▸ **Goal**:
Copy all the data exactly, except the pictures.
** Begin Input rows **
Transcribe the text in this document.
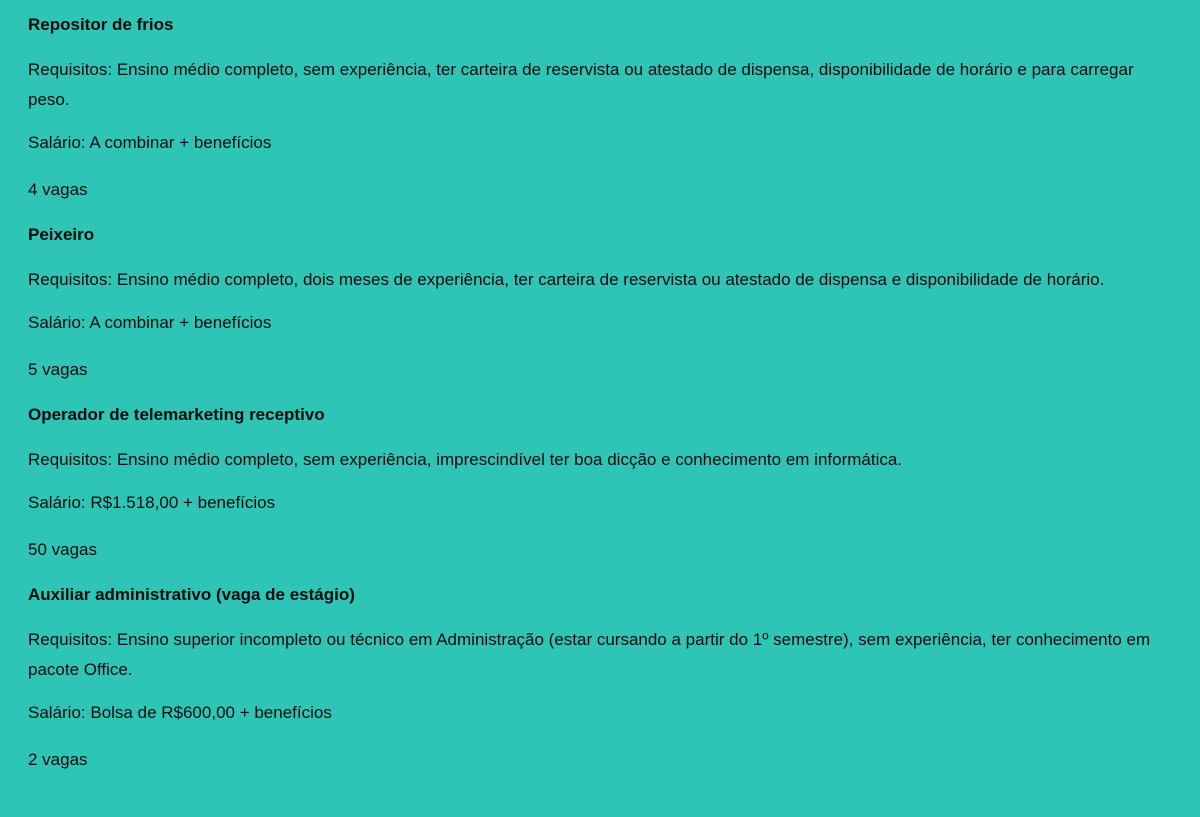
Repositor de frios

Requisitos: Ensino médio completo, sem experiência, ter carteira de reservista ou atestado de dispensa, disponibilidade de horário e para carregar peso.

Salário: A combinar + benefícios

4 vagas

Peixeiro

Requisitos: Ensino médio completo, dois meses de experiência, ter carteira de reservista ou atestado de dispensa e disponibilidade de horário.

Salário: A combinar + benefícios

5 vagas

Operador de telemarketing receptivo

Requisitos: Ensino médio completo, sem experiência, imprescindível ter boa dicção e conhecimento em informática.

Salário: R$1.518,00 + benefícios

50 vagas

Auxiliar administrativo (vaga de estágio)

Requisitos: Ensino superior incompleto ou técnico em Administração (estar cursando a partir do 1º semestre), sem experiência, ter conhecimento em pacote Office.

Salário: Bolsa de R$600,00 + benefícios

2 vagas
** End Input rows **
▸ **The reply**:
Transcribe the text in this document.
Repositor de frios

Requisitos: Ensino médio completo, sem experiência, ter carteira de reservista ou atestado de dispensa, disponibilidade de horário e para carregar peso.

Salário: A combinar + benefícios

4 vagas

Peixeiro

Requisitos: Ensino médio completo, dois meses de experiência, ter carteira de reservista ou atestado de dispensa e disponibilidade de horário.

Salário: A combinar + benefícios

5 vagas

Operador de telemarketing receptivo

Requisitos: Ensino médio completo, sem experiência, imprescindível ter boa dicção e conhecimento em informática.

Salário: R$1.518,00 + benefícios

50 vagas

Auxiliar administrativo (vaga de estágio)

Requisitos: Ensino superior incompleto ou técnico em Administração (estar cursando a partir do 1º semestre), sem experiência, ter conhecimento em pacote Office.

Salário: Bolsa de R$600,00 + benefícios

2 vagas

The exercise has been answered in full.